WHAT IS NEEDED: Using the data beneath, show every line that includes the word "marker".

Stored items from a collection:
________

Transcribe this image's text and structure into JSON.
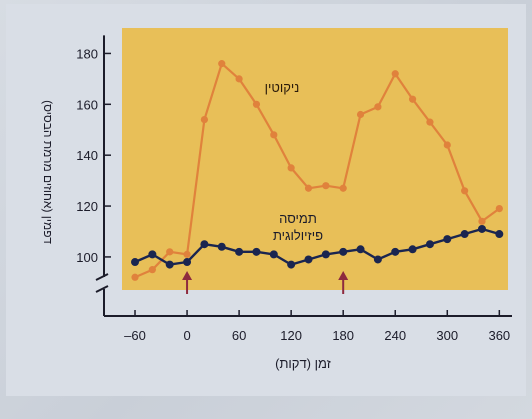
{
  "chart_data": {
    "type": "line",
    "xlabel": "זמן (דקות)",
    "ylabel": "דפמין (אחוזים מרמת הבסיס)",
    "x_ticks": [
      -60,
      0,
      60,
      120,
      180,
      240,
      300,
      360
    ],
    "y_ticks": [
      100,
      120,
      140,
      160,
      180
    ],
    "xlim": [
      -75,
      370
    ],
    "ylim": [
      87,
      190
    ],
    "axis_break": true,
    "grid": false,
    "colors": {
      "plot_background": "#e8bf58",
      "nicotine": "#e0823c",
      "physiological": "#1a2550",
      "arrow": "#8e2a3e",
      "axis": "#1c1c2a"
    },
    "series": [
      {
        "name": "ניקוטין",
        "points": [
          [
            -60,
            92
          ],
          [
            -40,
            95
          ],
          [
            -20,
            102
          ],
          [
            0,
            101
          ],
          [
            20,
            154
          ],
          [
            40,
            176
          ],
          [
            60,
            170
          ],
          [
            80,
            160
          ],
          [
            100,
            148
          ],
          [
            120,
            135
          ],
          [
            140,
            127
          ],
          [
            160,
            128
          ],
          [
            180,
            127
          ],
          [
            200,
            156
          ],
          [
            220,
            159
          ],
          [
            240,
            172
          ],
          [
            260,
            162
          ],
          [
            280,
            153
          ],
          [
            300,
            144
          ],
          [
            320,
            126
          ],
          [
            340,
            114
          ],
          [
            360,
            119
          ]
        ]
      },
      {
        "name": "תמיסה פיזיולוגית",
        "name_lines": [
          "תמיסה",
          "פיזיולוגית"
        ],
        "points": [
          [
            -60,
            98
          ],
          [
            -40,
            101
          ],
          [
            -20,
            97
          ],
          [
            0,
            98
          ],
          [
            20,
            105
          ],
          [
            40,
            104
          ],
          [
            60,
            102
          ],
          [
            80,
            102
          ],
          [
            100,
            101
          ],
          [
            120,
            97
          ],
          [
            140,
            99
          ],
          [
            160,
            101
          ],
          [
            180,
            102
          ],
          [
            200,
            103
          ],
          [
            220,
            99
          ],
          [
            240,
            102
          ],
          [
            260,
            103
          ],
          [
            280,
            105
          ],
          [
            300,
            107
          ],
          [
            320,
            109
          ],
          [
            340,
            111
          ],
          [
            360,
            109
          ]
        ]
      }
    ],
    "arrows_at_x": [
      0,
      180
    ]
  }
}
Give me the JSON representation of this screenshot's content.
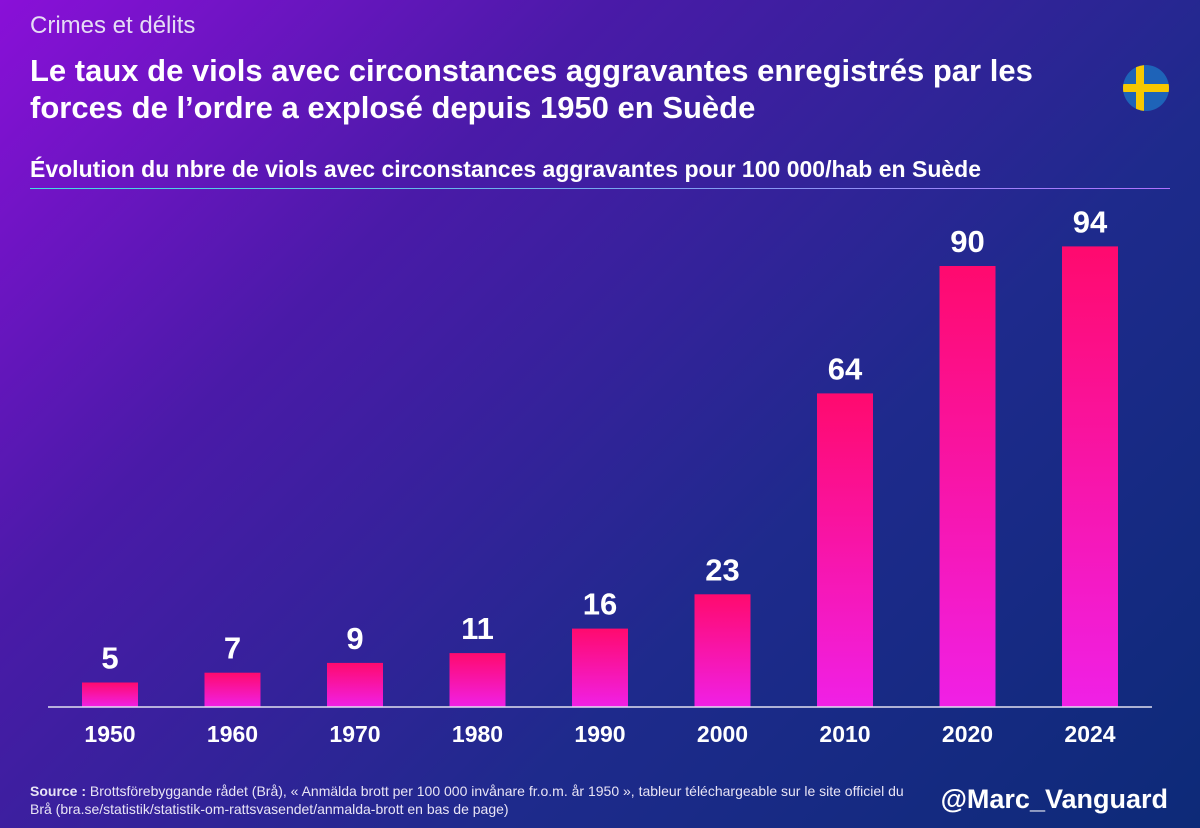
{
  "header": {
    "category": "Crimes et délits",
    "title": "Le taux de viols avec circonstances aggravantes enregistrés par les forces de l’ordre a explosé depuis 1950 en Suède",
    "flag_icon": "sweden-flag-icon"
  },
  "chart_data": {
    "type": "bar",
    "title": "Évolution du nbre de viols avec circonstances aggravantes pour 100 000/hab en Suède",
    "categories": [
      "1950",
      "1960",
      "1970",
      "1980",
      "1990",
      "2000",
      "2010",
      "2020",
      "2024"
    ],
    "values": [
      5,
      7,
      9,
      11,
      16,
      23,
      64,
      90,
      94
    ],
    "xlabel": "",
    "ylabel": "",
    "ylim": [
      0,
      100
    ],
    "grid": false,
    "data_labels": true,
    "colors": {
      "bar_top": "#ff0a6e",
      "bar_bottom": "#f020e6",
      "axis": "#e0e0f0"
    }
  },
  "footer": {
    "source_label": "Source :",
    "source_text": "Brottsförebyggande rådet (Brå), « Anmälda brott per 100 000 invånare fr.o.m. år 1950 », tableur téléchargeable sur le site officiel du Brå (bra.se/statistik/statistik-om-rattsvasendet/anmalda-brott en bas de page)",
    "handle": "@Marc_Vanguard"
  }
}
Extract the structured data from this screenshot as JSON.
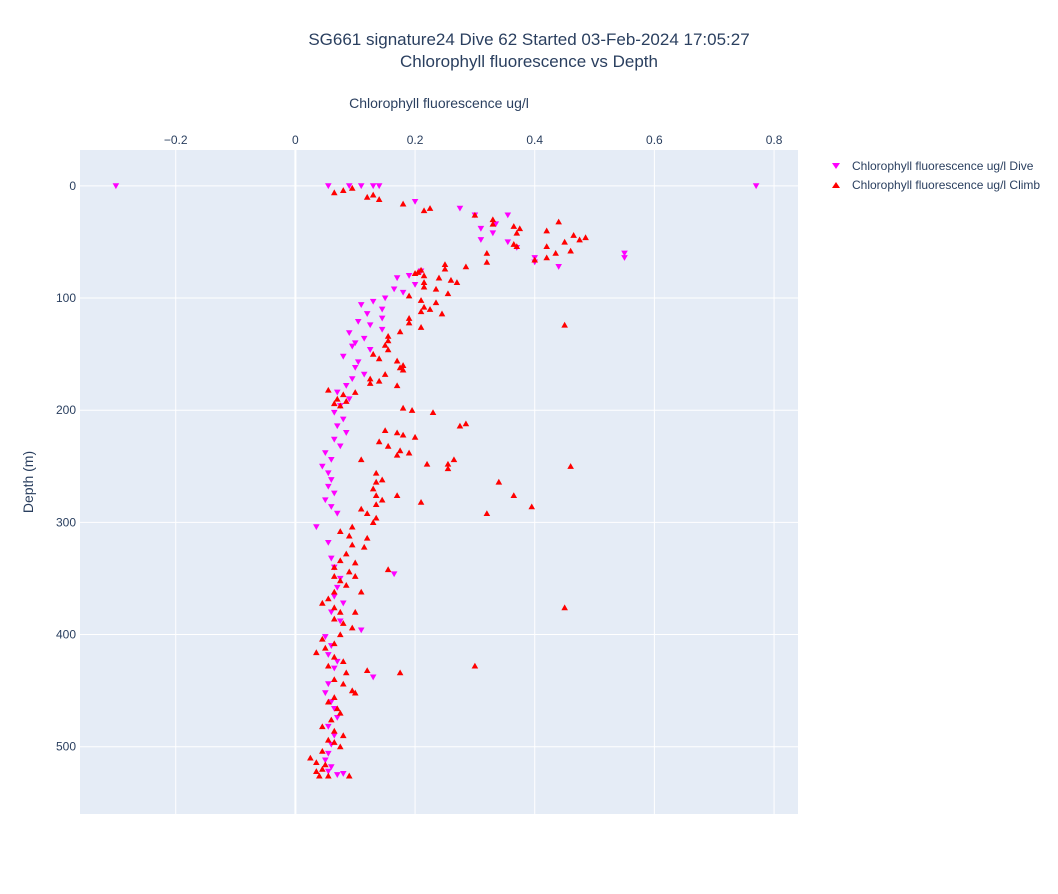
{
  "title_line1": "SG661 signature24 Dive 62 Started 03-Feb-2024 17:05:27",
  "title_line2": "Chlorophyll fluorescence vs Depth",
  "colors": {
    "dive": "#ff00ff",
    "climb": "#ff0000",
    "plot_bg": "#e5ecf6",
    "grid": "#ffffff"
  },
  "chart_data": {
    "type": "scatter",
    "xlabel": "Chlorophyll fluorescence ug/l",
    "ylabel": "Depth (m)",
    "xlim": [
      -0.36,
      0.84
    ],
    "ylim": [
      560,
      -32
    ],
    "x_ticks": [
      "−0.2",
      "0",
      "0.2",
      "0.4",
      "0.6",
      "0.8"
    ],
    "x_tick_values": [
      -0.2,
      0,
      0.2,
      0.4,
      0.6,
      0.8
    ],
    "y_ticks": [
      "0",
      "100",
      "200",
      "300",
      "400",
      "500"
    ],
    "y_tick_values": [
      0,
      100,
      200,
      300,
      400,
      500
    ],
    "legend_position": "top-right, outside plot",
    "grid": true,
    "series": [
      {
        "name": "Chlorophyll fluorescence ug/l Dive",
        "marker": "triangle-down",
        "points": [
          [
            -0.3,
            0
          ],
          [
            0.055,
            0
          ],
          [
            0.09,
            0
          ],
          [
            0.11,
            0
          ],
          [
            0.13,
            0
          ],
          [
            0.14,
            0
          ],
          [
            0.77,
            0
          ],
          [
            0.2,
            14
          ],
          [
            0.275,
            20
          ],
          [
            0.3,
            26
          ],
          [
            0.355,
            26
          ],
          [
            0.335,
            34
          ],
          [
            0.31,
            38
          ],
          [
            0.33,
            42
          ],
          [
            0.31,
            48
          ],
          [
            0.355,
            50
          ],
          [
            0.37,
            55
          ],
          [
            0.4,
            64
          ],
          [
            0.55,
            60
          ],
          [
            0.55,
            64
          ],
          [
            0.44,
            72
          ],
          [
            0.4,
            68
          ],
          [
            0.21,
            76
          ],
          [
            0.19,
            80
          ],
          [
            0.17,
            82
          ],
          [
            0.2,
            88
          ],
          [
            0.165,
            92
          ],
          [
            0.18,
            95
          ],
          [
            0.15,
            100
          ],
          [
            0.13,
            103
          ],
          [
            0.11,
            106
          ],
          [
            0.145,
            110
          ],
          [
            0.12,
            114
          ],
          [
            0.145,
            118
          ],
          [
            0.105,
            121
          ],
          [
            0.125,
            124
          ],
          [
            0.145,
            128
          ],
          [
            0.09,
            131
          ],
          [
            0.115,
            136
          ],
          [
            0.1,
            140
          ],
          [
            0.095,
            143
          ],
          [
            0.125,
            146
          ],
          [
            0.08,
            152
          ],
          [
            0.105,
            157
          ],
          [
            0.1,
            162
          ],
          [
            0.115,
            168
          ],
          [
            0.095,
            172
          ],
          [
            0.085,
            178
          ],
          [
            0.07,
            184
          ],
          [
            0.09,
            190
          ],
          [
            0.075,
            196
          ],
          [
            0.065,
            202
          ],
          [
            0.08,
            208
          ],
          [
            0.07,
            214
          ],
          [
            0.085,
            220
          ],
          [
            0.065,
            226
          ],
          [
            0.075,
            232
          ],
          [
            0.05,
            238
          ],
          [
            0.06,
            244
          ],
          [
            0.045,
            250
          ],
          [
            0.055,
            256
          ],
          [
            0.06,
            262
          ],
          [
            0.055,
            268
          ],
          [
            0.065,
            274
          ],
          [
            0.05,
            280
          ],
          [
            0.06,
            286
          ],
          [
            0.07,
            292
          ],
          [
            0.035,
            304
          ],
          [
            0.055,
            318
          ],
          [
            0.06,
            332
          ],
          [
            0.065,
            340
          ],
          [
            0.075,
            350
          ],
          [
            0.07,
            358
          ],
          [
            0.065,
            366
          ],
          [
            0.08,
            372
          ],
          [
            0.06,
            380
          ],
          [
            0.075,
            388
          ],
          [
            0.11,
            396
          ],
          [
            0.05,
            402
          ],
          [
            0.06,
            410
          ],
          [
            0.055,
            418
          ],
          [
            0.07,
            424
          ],
          [
            0.065,
            430
          ],
          [
            0.13,
            438
          ],
          [
            0.055,
            444
          ],
          [
            0.05,
            452
          ],
          [
            0.06,
            460
          ],
          [
            0.065,
            466
          ],
          [
            0.07,
            474
          ],
          [
            0.055,
            482
          ],
          [
            0.065,
            490
          ],
          [
            0.06,
            498
          ],
          [
            0.055,
            506
          ],
          [
            0.05,
            512
          ],
          [
            0.06,
            518
          ],
          [
            0.055,
            522
          ],
          [
            0.07,
            525
          ],
          [
            0.08,
            524
          ],
          [
            0.165,
            346
          ]
        ]
      },
      {
        "name": "Chlorophyll fluorescence ug/l Climb",
        "marker": "triangle-up",
        "points": [
          [
            0.065,
            6
          ],
          [
            0.08,
            4
          ],
          [
            0.095,
            2
          ],
          [
            0.12,
            10
          ],
          [
            0.13,
            8
          ],
          [
            0.14,
            12
          ],
          [
            0.18,
            16
          ],
          [
            0.215,
            22
          ],
          [
            0.225,
            20
          ],
          [
            0.3,
            26
          ],
          [
            0.33,
            30
          ],
          [
            0.33,
            34
          ],
          [
            0.365,
            36
          ],
          [
            0.375,
            38
          ],
          [
            0.37,
            42
          ],
          [
            0.44,
            32
          ],
          [
            0.42,
            40
          ],
          [
            0.465,
            44
          ],
          [
            0.485,
            46
          ],
          [
            0.475,
            48
          ],
          [
            0.45,
            50
          ],
          [
            0.365,
            52
          ],
          [
            0.37,
            54
          ],
          [
            0.42,
            54
          ],
          [
            0.46,
            58
          ],
          [
            0.32,
            60
          ],
          [
            0.435,
            60
          ],
          [
            0.42,
            64
          ],
          [
            0.4,
            66
          ],
          [
            0.32,
            68
          ],
          [
            0.25,
            70
          ],
          [
            0.285,
            72
          ],
          [
            0.25,
            74
          ],
          [
            0.21,
            75
          ],
          [
            0.205,
            77
          ],
          [
            0.2,
            78
          ],
          [
            0.215,
            80
          ],
          [
            0.24,
            82
          ],
          [
            0.26,
            84
          ],
          [
            0.215,
            86
          ],
          [
            0.27,
            86
          ],
          [
            0.215,
            90
          ],
          [
            0.235,
            92
          ],
          [
            0.255,
            96
          ],
          [
            0.19,
            98
          ],
          [
            0.21,
            102
          ],
          [
            0.235,
            104
          ],
          [
            0.215,
            108
          ],
          [
            0.225,
            110
          ],
          [
            0.21,
            112
          ],
          [
            0.245,
            114
          ],
          [
            0.19,
            118
          ],
          [
            0.19,
            122
          ],
          [
            0.21,
            126
          ],
          [
            0.45,
            124
          ],
          [
            0.175,
            130
          ],
          [
            0.155,
            134
          ],
          [
            0.155,
            138
          ],
          [
            0.15,
            142
          ],
          [
            0.155,
            146
          ],
          [
            0.13,
            150
          ],
          [
            0.14,
            154
          ],
          [
            0.17,
            156
          ],
          [
            0.18,
            160
          ],
          [
            0.175,
            162
          ],
          [
            0.18,
            164
          ],
          [
            0.15,
            168
          ],
          [
            0.125,
            172
          ],
          [
            0.14,
            174
          ],
          [
            0.125,
            176
          ],
          [
            0.17,
            178
          ],
          [
            0.055,
            182
          ],
          [
            0.1,
            184
          ],
          [
            0.08,
            186
          ],
          [
            0.07,
            190
          ],
          [
            0.085,
            192
          ],
          [
            0.065,
            194
          ],
          [
            0.075,
            196
          ],
          [
            0.18,
            198
          ],
          [
            0.195,
            200
          ],
          [
            0.23,
            202
          ],
          [
            0.275,
            214
          ],
          [
            0.285,
            212
          ],
          [
            0.15,
            218
          ],
          [
            0.17,
            220
          ],
          [
            0.18,
            222
          ],
          [
            0.2,
            224
          ],
          [
            0.14,
            228
          ],
          [
            0.155,
            232
          ],
          [
            0.175,
            236
          ],
          [
            0.17,
            240
          ],
          [
            0.19,
            238
          ],
          [
            0.11,
            244
          ],
          [
            0.265,
            244
          ],
          [
            0.22,
            248
          ],
          [
            0.255,
            248
          ],
          [
            0.255,
            252
          ],
          [
            0.46,
            250
          ],
          [
            0.135,
            256
          ],
          [
            0.145,
            262
          ],
          [
            0.135,
            264
          ],
          [
            0.13,
            270
          ],
          [
            0.135,
            276
          ],
          [
            0.17,
            276
          ],
          [
            0.145,
            280
          ],
          [
            0.135,
            284
          ],
          [
            0.21,
            282
          ],
          [
            0.34,
            264
          ],
          [
            0.365,
            276
          ],
          [
            0.395,
            286
          ],
          [
            0.32,
            292
          ],
          [
            0.11,
            288
          ],
          [
            0.12,
            292
          ],
          [
            0.135,
            296
          ],
          [
            0.13,
            300
          ],
          [
            0.095,
            304
          ],
          [
            0.075,
            308
          ],
          [
            0.09,
            312
          ],
          [
            0.12,
            314
          ],
          [
            0.095,
            320
          ],
          [
            0.115,
            322
          ],
          [
            0.085,
            328
          ],
          [
            0.075,
            334
          ],
          [
            0.1,
            336
          ],
          [
            0.065,
            340
          ],
          [
            0.09,
            344
          ],
          [
            0.065,
            348
          ],
          [
            0.155,
            342
          ],
          [
            0.1,
            348
          ],
          [
            0.075,
            352
          ],
          [
            0.085,
            356
          ],
          [
            0.065,
            362
          ],
          [
            0.11,
            362
          ],
          [
            0.055,
            368
          ],
          [
            0.045,
            372
          ],
          [
            0.065,
            376
          ],
          [
            0.075,
            380
          ],
          [
            0.1,
            380
          ],
          [
            0.065,
            386
          ],
          [
            0.08,
            390
          ],
          [
            0.095,
            394
          ],
          [
            0.075,
            400
          ],
          [
            0.045,
            404
          ],
          [
            0.065,
            408
          ],
          [
            0.05,
            412
          ],
          [
            0.035,
            416
          ],
          [
            0.065,
            420
          ],
          [
            0.08,
            424
          ],
          [
            0.055,
            428
          ],
          [
            0.12,
            432
          ],
          [
            0.085,
            434
          ],
          [
            0.175,
            434
          ],
          [
            0.3,
            428
          ],
          [
            0.065,
            440
          ],
          [
            0.08,
            444
          ],
          [
            0.095,
            450
          ],
          [
            0.1,
            452
          ],
          [
            0.065,
            456
          ],
          [
            0.055,
            460
          ],
          [
            0.07,
            466
          ],
          [
            0.075,
            470
          ],
          [
            0.06,
            476
          ],
          [
            0.045,
            482
          ],
          [
            0.065,
            486
          ],
          [
            0.08,
            490
          ],
          [
            0.055,
            494
          ],
          [
            0.065,
            496
          ],
          [
            0.075,
            500
          ],
          [
            0.045,
            504
          ],
          [
            0.025,
            510
          ],
          [
            0.035,
            514
          ],
          [
            0.05,
            516
          ],
          [
            0.045,
            520
          ],
          [
            0.035,
            522
          ],
          [
            0.04,
            526
          ],
          [
            0.055,
            526
          ],
          [
            0.09,
            526
          ],
          [
            0.45,
            376
          ]
        ]
      }
    ]
  }
}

________

COMPLETE RESPONSE:
        "marker": "triangle-down",
        "marker": "triangle-up",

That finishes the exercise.